YOUR OBJECTIVE →
Note each line of the listing that contains the string "color", and copy it.
━━━━━ TASK INPUT ━━━━━
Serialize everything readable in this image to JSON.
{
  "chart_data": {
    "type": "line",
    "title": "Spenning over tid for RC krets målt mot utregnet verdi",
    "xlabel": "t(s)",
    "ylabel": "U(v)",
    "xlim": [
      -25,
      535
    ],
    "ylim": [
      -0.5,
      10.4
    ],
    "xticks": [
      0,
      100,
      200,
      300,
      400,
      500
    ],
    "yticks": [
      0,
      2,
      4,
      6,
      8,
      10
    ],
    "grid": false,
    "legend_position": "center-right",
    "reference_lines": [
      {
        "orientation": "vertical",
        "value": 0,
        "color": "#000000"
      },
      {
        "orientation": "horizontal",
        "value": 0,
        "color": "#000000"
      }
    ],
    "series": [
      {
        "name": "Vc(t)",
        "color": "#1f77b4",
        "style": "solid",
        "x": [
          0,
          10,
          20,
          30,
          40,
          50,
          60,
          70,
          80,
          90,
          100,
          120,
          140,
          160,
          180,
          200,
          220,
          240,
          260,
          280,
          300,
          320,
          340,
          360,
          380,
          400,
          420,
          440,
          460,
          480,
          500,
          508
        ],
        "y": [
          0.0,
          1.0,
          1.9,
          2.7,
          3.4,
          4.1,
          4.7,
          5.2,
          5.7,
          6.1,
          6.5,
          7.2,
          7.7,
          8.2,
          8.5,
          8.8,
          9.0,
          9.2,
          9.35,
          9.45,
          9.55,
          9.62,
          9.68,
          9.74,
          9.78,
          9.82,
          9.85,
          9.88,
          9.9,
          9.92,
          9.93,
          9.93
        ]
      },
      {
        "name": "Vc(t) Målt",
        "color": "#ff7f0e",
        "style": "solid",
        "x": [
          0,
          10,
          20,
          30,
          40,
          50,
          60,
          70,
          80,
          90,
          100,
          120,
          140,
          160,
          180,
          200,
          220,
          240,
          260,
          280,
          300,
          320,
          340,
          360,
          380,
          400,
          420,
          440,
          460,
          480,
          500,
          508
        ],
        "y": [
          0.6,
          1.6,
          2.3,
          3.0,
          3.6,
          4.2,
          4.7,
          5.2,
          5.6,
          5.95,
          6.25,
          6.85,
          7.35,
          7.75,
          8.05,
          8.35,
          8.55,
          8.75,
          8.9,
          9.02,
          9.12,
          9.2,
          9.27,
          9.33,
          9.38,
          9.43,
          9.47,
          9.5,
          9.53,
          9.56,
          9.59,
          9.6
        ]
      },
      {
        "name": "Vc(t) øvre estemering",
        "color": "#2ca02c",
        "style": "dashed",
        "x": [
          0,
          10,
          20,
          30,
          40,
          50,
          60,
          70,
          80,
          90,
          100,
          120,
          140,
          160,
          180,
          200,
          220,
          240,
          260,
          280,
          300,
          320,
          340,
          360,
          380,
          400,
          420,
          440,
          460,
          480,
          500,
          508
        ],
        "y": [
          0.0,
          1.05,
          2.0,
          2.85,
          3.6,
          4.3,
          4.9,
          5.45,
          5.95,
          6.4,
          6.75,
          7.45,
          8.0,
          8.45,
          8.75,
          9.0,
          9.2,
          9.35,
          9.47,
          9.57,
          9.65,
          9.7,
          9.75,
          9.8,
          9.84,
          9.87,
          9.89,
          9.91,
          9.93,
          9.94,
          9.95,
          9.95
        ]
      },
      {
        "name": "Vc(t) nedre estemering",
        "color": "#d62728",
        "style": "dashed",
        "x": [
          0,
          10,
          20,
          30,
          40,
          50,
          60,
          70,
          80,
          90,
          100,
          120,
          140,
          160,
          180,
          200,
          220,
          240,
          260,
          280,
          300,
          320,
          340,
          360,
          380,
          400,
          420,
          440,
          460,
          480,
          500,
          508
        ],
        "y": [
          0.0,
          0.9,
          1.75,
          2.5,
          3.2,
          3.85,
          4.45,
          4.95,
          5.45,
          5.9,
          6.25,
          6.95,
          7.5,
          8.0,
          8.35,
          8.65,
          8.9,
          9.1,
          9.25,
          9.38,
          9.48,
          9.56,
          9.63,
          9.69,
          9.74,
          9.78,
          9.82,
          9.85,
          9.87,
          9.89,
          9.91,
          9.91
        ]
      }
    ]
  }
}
━━━━━
EXERCISE RESPONSE →
        "color": "#000000"
        "color": "#000000"
        "color": "#1f77b4",
        "color": "#ff7f0e",
        "color": "#2ca02c",
        "color": "#d62728",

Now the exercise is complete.